Data tied to figure images
— begin —
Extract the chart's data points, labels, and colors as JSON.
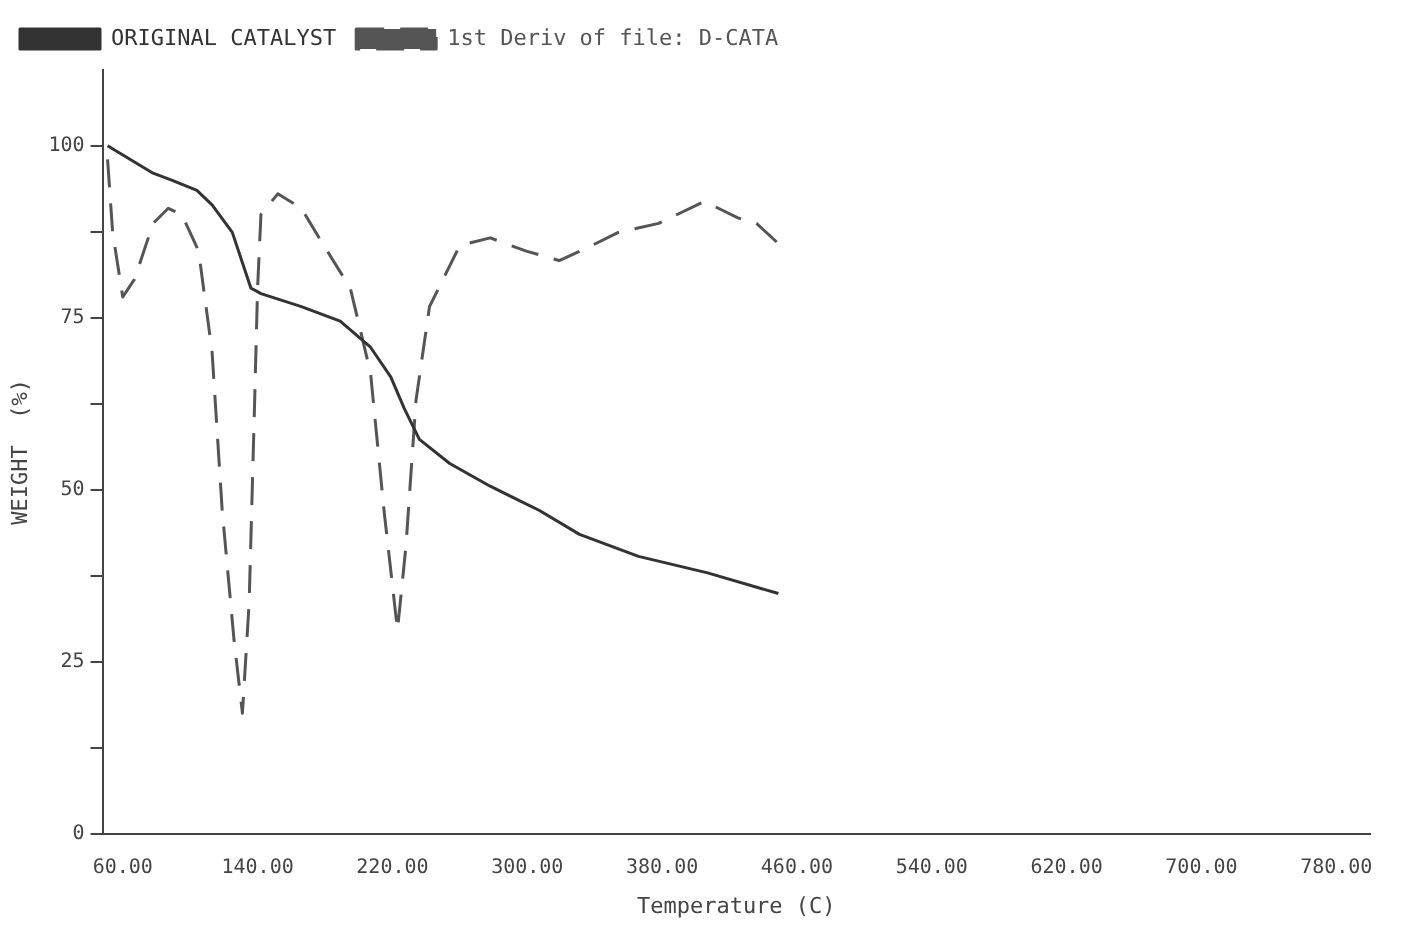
{
  "chart_data": {
    "type": "line",
    "xlabel": "Temperature (C)",
    "ylabel": "WEIGHT  (%)",
    "xlim": [
      48,
      800
    ],
    "xticks": [
      {
        "value": 60,
        "label": "60.00"
      },
      {
        "value": 140,
        "label": "140.00"
      },
      {
        "value": 220,
        "label": "220.00"
      },
      {
        "value": 300,
        "label": "300.00"
      },
      {
        "value": 380,
        "label": "380.00"
      },
      {
        "value": 460,
        "label": "460.00"
      },
      {
        "value": 540,
        "label": "540.00"
      },
      {
        "value": 620,
        "label": "620.00"
      },
      {
        "value": 700,
        "label": "700.00"
      },
      {
        "value": 780,
        "label": "780.00"
      }
    ],
    "ylim": [
      0,
      111
    ],
    "yticks": [
      0,
      {
        "value": 12.5,
        "label": null
      },
      25,
      {
        "value": 37.5,
        "label": null
      },
      50,
      {
        "value": 62.5,
        "label": null
      },
      75,
      {
        "value": 87.5,
        "label": null
      },
      100
    ],
    "grid": false,
    "legend": "top left",
    "marker": "none",
    "series": [
      {
        "name": "ORIGINAL CATALYST",
        "color": "#333333",
        "line_style": "solid",
        "x": [
          51,
          78,
          89,
          104,
          113,
          125,
          136,
          142,
          166,
          189,
          207,
          219,
          227,
          236,
          254,
          278,
          307,
          331,
          366,
          407,
          449
        ],
        "values": [
          100,
          96,
          95,
          93.5,
          91.4,
          87.4,
          79.3,
          78.5,
          76.6,
          74.5,
          70.7,
          66.4,
          61.8,
          57.3,
          53.8,
          50.5,
          47,
          43.5,
          40.3,
          37.9,
          34.9
        ]
      },
      {
        "name": "1st Deriv of file: D-CATA",
        "color": "#555555",
        "line_style": "dashed",
        "x": [
          51,
          54,
          60,
          67,
          78,
          87,
          95,
          105,
          113,
          119,
          126,
          131,
          135,
          138,
          140,
          142,
          152,
          166,
          178,
          195,
          207,
          215,
          223,
          228,
          234,
          242,
          260,
          278,
          299,
          319,
          336,
          354,
          378,
          405,
          425,
          436,
          448
        ],
        "values": [
          98,
          87.4,
          78,
          80.6,
          88.7,
          90.9,
          90,
          84.7,
          70,
          47,
          28.2,
          17.5,
          33.6,
          60.5,
          79.3,
          90,
          93,
          90.9,
          86,
          79.3,
          67,
          47,
          29.6,
          41.7,
          63,
          76.6,
          85.5,
          86.6,
          84.7,
          83.3,
          85.2,
          87.4,
          88.7,
          91.9,
          89.5,
          88.7,
          86
        ]
      }
    ]
  }
}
— end —
_Work to be completed:_
The listing above needs to be output again exactly. Don't include the pictures.

_Result:_
Extract the chart's data points, labels, and colors as JSON.
{
  "chart_data": {
    "type": "line",
    "xlabel": "Temperature (C)",
    "ylabel": "WEIGHT  (%)",
    "xlim": [
      48,
      800
    ],
    "xticks": [
      {
        "value": 60,
        "label": "60.00"
      },
      {
        "value": 140,
        "label": "140.00"
      },
      {
        "value": 220,
        "label": "220.00"
      },
      {
        "value": 300,
        "label": "300.00"
      },
      {
        "value": 380,
        "label": "380.00"
      },
      {
        "value": 460,
        "label": "460.00"
      },
      {
        "value": 540,
        "label": "540.00"
      },
      {
        "value": 620,
        "label": "620.00"
      },
      {
        "value": 700,
        "label": "700.00"
      },
      {
        "value": 780,
        "label": "780.00"
      }
    ],
    "ylim": [
      0,
      111
    ],
    "yticks": [
      0,
      {
        "value": 12.5,
        "label": null
      },
      25,
      {
        "value": 37.5,
        "label": null
      },
      50,
      {
        "value": 62.5,
        "label": null
      },
      75,
      {
        "value": 87.5,
        "label": null
      },
      100
    ],
    "grid": false,
    "legend": "top left",
    "marker": "none",
    "series": [
      {
        "name": "ORIGINAL CATALYST",
        "color": "#333333",
        "line_style": "solid",
        "x": [
          51,
          78,
          89,
          104,
          113,
          125,
          136,
          142,
          166,
          189,
          207,
          219,
          227,
          236,
          254,
          278,
          307,
          331,
          366,
          407,
          449
        ],
        "values": [
          100,
          96,
          95,
          93.5,
          91.4,
          87.4,
          79.3,
          78.5,
          76.6,
          74.5,
          70.7,
          66.4,
          61.8,
          57.3,
          53.8,
          50.5,
          47,
          43.5,
          40.3,
          37.9,
          34.9
        ]
      },
      {
        "name": "1st Deriv of file: D-CATA",
        "color": "#555555",
        "line_style": "dashed",
        "x": [
          51,
          54,
          60,
          67,
          78,
          87,
          95,
          105,
          113,
          119,
          126,
          131,
          135,
          138,
          140,
          142,
          152,
          166,
          178,
          195,
          207,
          215,
          223,
          228,
          234,
          242,
          260,
          278,
          299,
          319,
          336,
          354,
          378,
          405,
          425,
          436,
          448
        ],
        "values": [
          98,
          87.4,
          78,
          80.6,
          88.7,
          90.9,
          90,
          84.7,
          70,
          47,
          28.2,
          17.5,
          33.6,
          60.5,
          79.3,
          90,
          93,
          90.9,
          86,
          79.3,
          67,
          47,
          29.6,
          41.7,
          63,
          76.6,
          85.5,
          86.6,
          84.7,
          83.3,
          85.2,
          87.4,
          88.7,
          91.9,
          89.5,
          88.7,
          86
        ]
      }
    ]
  }
}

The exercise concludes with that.